[Recorded data]
<<<<
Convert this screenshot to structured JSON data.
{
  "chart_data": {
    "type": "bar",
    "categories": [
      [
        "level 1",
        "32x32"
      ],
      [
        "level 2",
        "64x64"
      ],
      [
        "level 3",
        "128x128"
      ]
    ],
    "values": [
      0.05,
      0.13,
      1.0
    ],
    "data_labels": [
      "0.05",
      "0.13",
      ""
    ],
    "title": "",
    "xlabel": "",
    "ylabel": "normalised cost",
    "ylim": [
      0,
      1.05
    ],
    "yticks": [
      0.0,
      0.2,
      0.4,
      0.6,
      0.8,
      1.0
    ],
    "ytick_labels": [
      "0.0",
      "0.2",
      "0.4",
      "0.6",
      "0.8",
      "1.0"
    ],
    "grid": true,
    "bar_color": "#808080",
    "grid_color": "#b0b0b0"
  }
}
>>>>
# Work required:
Copy out the full set of records precisely, leaving nothing out.

# The response:
Convert this screenshot to structured JSON data.
{
  "chart_data": {
    "type": "bar",
    "categories": [
      [
        "level 1",
        "32x32"
      ],
      [
        "level 2",
        "64x64"
      ],
      [
        "level 3",
        "128x128"
      ]
    ],
    "values": [
      0.05,
      0.13,
      1.0
    ],
    "data_labels": [
      "0.05",
      "0.13",
      ""
    ],
    "title": "",
    "xlabel": "",
    "ylabel": "normalised cost",
    "ylim": [
      0,
      1.05
    ],
    "yticks": [
      0.0,
      0.2,
      0.4,
      0.6,
      0.8,
      1.0
    ],
    "ytick_labels": [
      "0.0",
      "0.2",
      "0.4",
      "0.6",
      "0.8",
      "1.0"
    ],
    "grid": true,
    "bar_color": "#808080",
    "grid_color": "#b0b0b0"
  }
}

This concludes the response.